_STATED TASK:_
Transcribe the full listing below exactly.

Lines of data
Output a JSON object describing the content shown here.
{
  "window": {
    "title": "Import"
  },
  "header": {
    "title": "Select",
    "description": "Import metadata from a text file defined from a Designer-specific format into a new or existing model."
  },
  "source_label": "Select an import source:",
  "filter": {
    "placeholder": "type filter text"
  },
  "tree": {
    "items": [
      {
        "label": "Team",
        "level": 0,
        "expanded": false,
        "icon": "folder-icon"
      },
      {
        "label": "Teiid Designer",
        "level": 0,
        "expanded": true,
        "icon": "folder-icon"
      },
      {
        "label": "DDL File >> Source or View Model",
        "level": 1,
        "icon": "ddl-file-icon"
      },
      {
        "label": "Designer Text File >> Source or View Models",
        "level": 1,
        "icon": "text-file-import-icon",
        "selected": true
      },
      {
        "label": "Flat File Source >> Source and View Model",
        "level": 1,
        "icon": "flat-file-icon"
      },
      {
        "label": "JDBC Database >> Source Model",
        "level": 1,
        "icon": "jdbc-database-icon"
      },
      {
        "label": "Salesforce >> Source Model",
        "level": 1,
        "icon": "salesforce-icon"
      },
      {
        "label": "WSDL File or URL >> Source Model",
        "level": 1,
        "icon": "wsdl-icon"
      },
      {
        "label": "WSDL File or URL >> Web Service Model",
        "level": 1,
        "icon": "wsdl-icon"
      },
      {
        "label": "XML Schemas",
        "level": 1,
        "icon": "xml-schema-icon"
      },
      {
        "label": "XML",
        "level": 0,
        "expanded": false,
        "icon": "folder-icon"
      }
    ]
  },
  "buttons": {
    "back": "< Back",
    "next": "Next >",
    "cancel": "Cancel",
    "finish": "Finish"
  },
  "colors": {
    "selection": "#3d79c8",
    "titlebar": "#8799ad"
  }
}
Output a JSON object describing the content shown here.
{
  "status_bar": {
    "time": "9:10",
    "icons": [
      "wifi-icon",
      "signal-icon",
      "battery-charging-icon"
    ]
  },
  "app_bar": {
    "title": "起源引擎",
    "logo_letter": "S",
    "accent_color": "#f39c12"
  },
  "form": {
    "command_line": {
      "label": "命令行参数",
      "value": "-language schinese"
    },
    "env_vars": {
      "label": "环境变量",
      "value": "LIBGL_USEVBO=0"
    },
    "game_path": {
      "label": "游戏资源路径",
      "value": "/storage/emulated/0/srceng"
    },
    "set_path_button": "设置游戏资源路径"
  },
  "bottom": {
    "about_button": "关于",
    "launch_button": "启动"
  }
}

_COMPLETE OUTPUT:_
Output a JSON object describing the content shown here.
{
  "window": {
    "title": "Import"
  },
  "header": {
    "title": "Select",
    "description": "Import metadata from a text file defined from a Designer-specific format into a new or existing model."
  },
  "source_label": "Select an import source:",
  "filter": {
    "placeholder": "type filter text"
  },
  "tree": {
    "items": [
      {
        "label": "Team",
        "level": 0,
        "expanded": false,
        "icon": "folder-icon"
      },
      {
        "label": "Teiid Designer",
        "level": 0,
        "expanded": true,
        "icon": "folder-icon"
      },
      {
        "label": "DDL File >> Source or View Model",
        "level": 1,
        "icon": "ddl-file-icon"
      },
      {
        "label": "Designer Text File >> Source or View Models",
        "level": 1,
        "icon": "text-file-import-icon",
        "selected": true
      },
      {
        "label": "Flat File Source >> Source and View Model",
        "level": 1,
        "icon": "flat-file-icon"
      },
      {
        "label": "JDBC Database >> Source Model",
        "level": 1,
        "icon": "jdbc-database-icon"
      },
      {
        "label": "Salesforce >> Source Model",
        "level": 1,
        "icon": "salesforce-icon"
      },
      {
        "label": "WSDL File or URL >> Source Model",
        "level": 1,
        "icon": "wsdl-icon"
      },
      {
        "label": "WSDL File or URL >> Web Service Model",
        "level": 1,
        "icon": "wsdl-icon"
      },
      {
        "label": "XML Schemas",
        "level": 1,
        "icon": "xml-schema-icon"
      },
      {
        "label": "XML",
        "level": 0,
        "expanded": false,
        "icon": "folder-icon"
      }
    ]
  },
  "buttons": {
    "back": "< Back",
    "next": "Next >",
    "cancel": "Cancel",
    "finish": "Finish"
  },
  "colors": {
    "selection": "#3d79c8",
    "titlebar": "#8799ad"
  }
}
Output a JSON object describing the content shown here.
{
  "status_bar": {
    "time": "9:10",
    "icons": [
      "wifi-icon",
      "signal-icon",
      "battery-charging-icon"
    ]
  },
  "app_bar": {
    "title": "起源引擎",
    "logo_letter": "S",
    "accent_color": "#f39c12"
  },
  "form": {
    "command_line": {
      "label": "命令行参数",
      "value": "-language schinese"
    },
    "env_vars": {
      "label": "环境变量",
      "value": "LIBGL_USEVBO=0"
    },
    "game_path": {
      "label": "游戏资源路径",
      "value": "/storage/emulated/0/srceng"
    },
    "set_path_button": "设置游戏资源路径"
  },
  "bottom": {
    "about_button": "关于",
    "launch_button": "启动"
  }
}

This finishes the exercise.